[Lines of data]
* * *

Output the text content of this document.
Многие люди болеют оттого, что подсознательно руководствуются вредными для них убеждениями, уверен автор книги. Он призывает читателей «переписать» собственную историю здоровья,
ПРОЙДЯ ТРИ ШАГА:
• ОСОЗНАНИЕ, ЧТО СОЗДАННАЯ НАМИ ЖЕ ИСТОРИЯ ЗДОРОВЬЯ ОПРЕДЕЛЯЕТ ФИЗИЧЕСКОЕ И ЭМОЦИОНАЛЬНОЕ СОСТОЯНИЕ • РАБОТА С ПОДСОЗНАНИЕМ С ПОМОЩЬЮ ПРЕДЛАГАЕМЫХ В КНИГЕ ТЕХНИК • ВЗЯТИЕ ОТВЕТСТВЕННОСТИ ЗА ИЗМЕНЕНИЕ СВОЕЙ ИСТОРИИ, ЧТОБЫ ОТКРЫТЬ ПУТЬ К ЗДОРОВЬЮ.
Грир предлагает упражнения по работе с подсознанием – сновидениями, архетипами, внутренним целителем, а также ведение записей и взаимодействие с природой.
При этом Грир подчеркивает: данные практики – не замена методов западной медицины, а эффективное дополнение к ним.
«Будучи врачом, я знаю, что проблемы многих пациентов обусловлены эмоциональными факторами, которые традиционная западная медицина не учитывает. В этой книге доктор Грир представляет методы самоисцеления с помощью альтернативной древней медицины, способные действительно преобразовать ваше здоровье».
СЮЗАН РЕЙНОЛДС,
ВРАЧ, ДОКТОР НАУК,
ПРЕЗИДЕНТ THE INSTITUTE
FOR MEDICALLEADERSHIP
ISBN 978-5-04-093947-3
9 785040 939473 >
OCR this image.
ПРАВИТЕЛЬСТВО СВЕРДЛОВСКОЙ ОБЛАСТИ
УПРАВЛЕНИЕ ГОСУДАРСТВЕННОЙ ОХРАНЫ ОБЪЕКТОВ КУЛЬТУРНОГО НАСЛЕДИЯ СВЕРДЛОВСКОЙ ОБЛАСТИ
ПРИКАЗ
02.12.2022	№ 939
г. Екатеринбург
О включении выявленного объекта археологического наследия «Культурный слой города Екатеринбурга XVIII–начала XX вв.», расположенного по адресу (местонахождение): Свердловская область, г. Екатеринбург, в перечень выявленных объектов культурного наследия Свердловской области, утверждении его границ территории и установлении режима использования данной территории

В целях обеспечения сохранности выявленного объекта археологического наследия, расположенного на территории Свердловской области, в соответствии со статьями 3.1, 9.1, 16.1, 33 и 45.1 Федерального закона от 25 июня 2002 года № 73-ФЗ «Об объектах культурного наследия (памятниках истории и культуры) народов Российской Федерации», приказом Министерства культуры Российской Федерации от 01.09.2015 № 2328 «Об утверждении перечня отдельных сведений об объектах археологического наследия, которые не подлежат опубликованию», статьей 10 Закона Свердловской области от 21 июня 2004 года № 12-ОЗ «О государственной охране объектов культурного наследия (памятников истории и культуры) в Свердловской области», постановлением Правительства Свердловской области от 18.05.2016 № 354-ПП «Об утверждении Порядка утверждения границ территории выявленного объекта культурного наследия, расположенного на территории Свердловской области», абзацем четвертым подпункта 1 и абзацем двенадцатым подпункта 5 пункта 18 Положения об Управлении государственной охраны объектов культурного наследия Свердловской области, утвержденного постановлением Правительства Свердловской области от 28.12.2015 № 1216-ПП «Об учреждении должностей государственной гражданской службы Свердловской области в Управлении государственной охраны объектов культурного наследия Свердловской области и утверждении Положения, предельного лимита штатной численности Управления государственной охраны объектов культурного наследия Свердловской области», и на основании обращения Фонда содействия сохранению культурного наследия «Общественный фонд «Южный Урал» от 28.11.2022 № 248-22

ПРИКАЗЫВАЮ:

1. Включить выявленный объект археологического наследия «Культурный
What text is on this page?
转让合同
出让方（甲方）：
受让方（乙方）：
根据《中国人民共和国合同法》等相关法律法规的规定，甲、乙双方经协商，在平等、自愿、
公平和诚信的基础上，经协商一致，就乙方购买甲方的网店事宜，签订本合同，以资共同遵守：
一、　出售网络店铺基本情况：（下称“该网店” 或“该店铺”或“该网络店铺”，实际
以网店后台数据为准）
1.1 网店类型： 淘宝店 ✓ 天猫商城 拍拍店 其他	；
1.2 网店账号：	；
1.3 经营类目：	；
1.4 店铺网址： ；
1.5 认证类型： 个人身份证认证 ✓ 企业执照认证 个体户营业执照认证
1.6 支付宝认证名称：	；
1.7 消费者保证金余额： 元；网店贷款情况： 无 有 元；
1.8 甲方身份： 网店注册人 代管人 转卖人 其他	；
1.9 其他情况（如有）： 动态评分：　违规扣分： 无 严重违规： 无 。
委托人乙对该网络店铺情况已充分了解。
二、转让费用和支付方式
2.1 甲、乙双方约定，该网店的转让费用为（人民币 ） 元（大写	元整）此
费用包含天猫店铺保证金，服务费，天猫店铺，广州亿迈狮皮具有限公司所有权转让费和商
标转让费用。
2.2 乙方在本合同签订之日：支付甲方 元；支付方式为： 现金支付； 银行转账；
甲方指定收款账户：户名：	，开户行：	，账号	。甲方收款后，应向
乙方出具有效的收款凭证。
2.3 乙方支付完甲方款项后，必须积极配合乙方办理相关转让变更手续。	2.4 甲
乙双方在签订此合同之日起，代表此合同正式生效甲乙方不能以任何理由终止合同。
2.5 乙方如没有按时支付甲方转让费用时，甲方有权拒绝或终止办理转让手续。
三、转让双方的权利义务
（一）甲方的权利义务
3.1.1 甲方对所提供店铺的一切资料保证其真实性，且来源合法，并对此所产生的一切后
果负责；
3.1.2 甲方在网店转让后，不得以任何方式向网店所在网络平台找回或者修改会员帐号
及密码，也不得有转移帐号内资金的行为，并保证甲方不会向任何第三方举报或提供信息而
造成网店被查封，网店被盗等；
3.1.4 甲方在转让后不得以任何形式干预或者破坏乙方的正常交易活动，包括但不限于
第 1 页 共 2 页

* * *

Please repeat the listing exactly, with nothing left out.

Task solution:
Output the text content of this document.
Многие люди болеют оттого, что подсознательно руководствуются вредными для них убеждениями, уверен автор книги. Он призывает читателей «переписать» собственную историю здоровья,
ПРОЙДЯ ТРИ ШАГА:
• ОСОЗНАНИЕ, ЧТО СОЗДАННАЯ НАМИ ЖЕ ИСТОРИЯ ЗДОРОВЬЯ ОПРЕДЕЛЯЕТ ФИЗИЧЕСКОЕ И ЭМОЦИОНАЛЬНОЕ СОСТОЯНИЕ • РАБОТА С ПОДСОЗНАНИЕМ С ПОМОЩЬЮ ПРЕДЛАГАЕМЫХ В КНИГЕ ТЕХНИК • ВЗЯТИЕ ОТВЕТСТВЕННОСТИ ЗА ИЗМЕНЕНИЕ СВОЕЙ ИСТОРИИ, ЧТОБЫ ОТКРЫТЬ ПУТЬ К ЗДОРОВЬЮ.
Грир предлагает упражнения по работе с подсознанием – сновидениями, архетипами, внутренним целителем, а также ведение записей и взаимодействие с природой.
При этом Грир подчеркивает: данные практики – не замена методов западной медицины, а эффективное дополнение к ним.
«Будучи врачом, я знаю, что проблемы многих пациентов обусловлены эмоциональными факторами, которые традиционная западная медицина не учитывает. В этой книге доктор Грир представляет методы самоисцеления с помощью альтернативной древней медицины, способные действительно преобразовать ваше здоровье».
СЮЗАН РЕЙНОЛДС,
ВРАЧ, ДОКТОР НАУК,
ПРЕЗИДЕНТ THE INSTITUTE
FOR MEDICALLEADERSHIP
ISBN 978-5-04-093947-3
9 785040 939473 >
OCR this image.
ПРАВИТЕЛЬСТВО СВЕРДЛОВСКОЙ ОБЛАСТИ
УПРАВЛЕНИЕ ГОСУДАРСТВЕННОЙ ОХРАНЫ ОБЪЕКТОВ КУЛЬТУРНОГО НАСЛЕДИЯ СВЕРДЛОВСКОЙ ОБЛАСТИ
ПРИКАЗ
02.12.2022	№ 939
г. Екатеринбург
О включении выявленного объекта археологического наследия «Культурный слой города Екатеринбурга XVIII–начала XX вв.», расположенного по адресу (местонахождение): Свердловская область, г. Екатеринбург, в перечень выявленных объектов культурного наследия Свердловской области, утверждении его границ территории и установлении режима использования данной территории

В целях обеспечения сохранности выявленного объекта археологического наследия, расположенного на территории Свердловской области, в соответствии со статьями 3.1, 9.1, 16.1, 33 и 45.1 Федерального закона от 25 июня 2002 года № 73-ФЗ «Об объектах культурного наследия (памятниках истории и культуры) народов Российской Федерации», приказом Министерства культуры Российской Федерации от 01.09.2015 № 2328 «Об утверждении перечня отдельных сведений об объектах археологического наследия, которые не подлежат опубликованию», статьей 10 Закона Свердловской области от 21 июня 2004 года № 12-ОЗ «О государственной охране объектов культурного наследия (памятников истории и культуры) в Свердловской области», постановлением Правительства Свердловской области от 18.05.2016 № 354-ПП «Об утверждении Порядка утверждения границ территории выявленного объекта культурного наследия, расположенного на территории Свердловской области», абзацем четвертым подпункта 1 и абзацем двенадцатым подпункта 5 пункта 18 Положения об Управлении государственной охраны объектов культурного наследия Свердловской области, утвержденного постановлением Правительства Свердловской области от 28.12.2015 № 1216-ПП «Об учреждении должностей государственной гражданской службы Свердловской области в Управлении государственной охраны объектов культурного наследия Свердловской области и утверждении Положения, предельного лимита штатной численности Управления государственной охраны объектов культурного наследия Свердловской области», и на основании обращения Фонда содействия сохранению культурного наследия «Общественный фонд «Южный Урал» от 28.11.2022 № 248-22

ПРИКАЗЫВАЮ:

1. Включить выявленный объект археологического наследия «Культурный
What text is on this page?
转让合同
出让方（甲方）：
受让方（乙方）：
根据《中国人民共和国合同法》等相关法律法规的规定，甲、乙双方经协商，在平等、自愿、
公平和诚信的基础上，经协商一致，就乙方购买甲方的网店事宜，签订本合同，以资共同遵守：
一、　出售网络店铺基本情况：（下称“该网店” 或“该店铺”或“该网络店铺”，实际
以网店后台数据为准）
1.1 网店类型： 淘宝店 ✓ 天猫商城 拍拍店 其他	；
1.2 网店账号：	；
1.3 经营类目：	；
1.4 店铺网址： ；
1.5 认证类型： 个人身份证认证 ✓ 企业执照认证 个体户营业执照认证
1.6 支付宝认证名称：	；
1.7 消费者保证金余额： 元；网店贷款情况： 无 有 元；
1.8 甲方身份： 网店注册人 代管人 转卖人 其他	；
1.9 其他情况（如有）： 动态评分：　违规扣分： 无 严重违规： 无 。
委托人乙对该网络店铺情况已充分了解。
二、转让费用和支付方式
2.1 甲、乙双方约定，该网店的转让费用为（人民币 ） 元（大写	元整）此
费用包含天猫店铺保证金，服务费，天猫店铺，广州亿迈狮皮具有限公司所有权转让费和商
标转让费用。
2.2 乙方在本合同签订之日：支付甲方 元；支付方式为： 现金支付； 银行转账；
甲方指定收款账户：户名：	，开户行：	，账号	。甲方收款后，应向
乙方出具有效的收款凭证。
2.3 乙方支付完甲方款项后，必须积极配合乙方办理相关转让变更手续。	2.4 甲
乙双方在签订此合同之日起，代表此合同正式生效甲乙方不能以任何理由终止合同。
2.5 乙方如没有按时支付甲方转让费用时，甲方有权拒绝或终止办理转让手续。
三、转让双方的权利义务
（一）甲方的权利义务
3.1.1 甲方对所提供店铺的一切资料保证其真实性，且来源合法，并对此所产生的一切后
果负责；
3.1.2 甲方在网店转让后，不得以任何方式向网店所在网络平台找回或者修改会员帐号
及密码，也不得有转移帐号内资金的行为，并保证甲方不会向任何第三方举报或提供信息而
造成网店被查封，网店被盗等；
3.1.4 甲方在转让后不得以任何形式干预或者破坏乙方的正常交易活动，包括但不限于
第 1 页 共 2 页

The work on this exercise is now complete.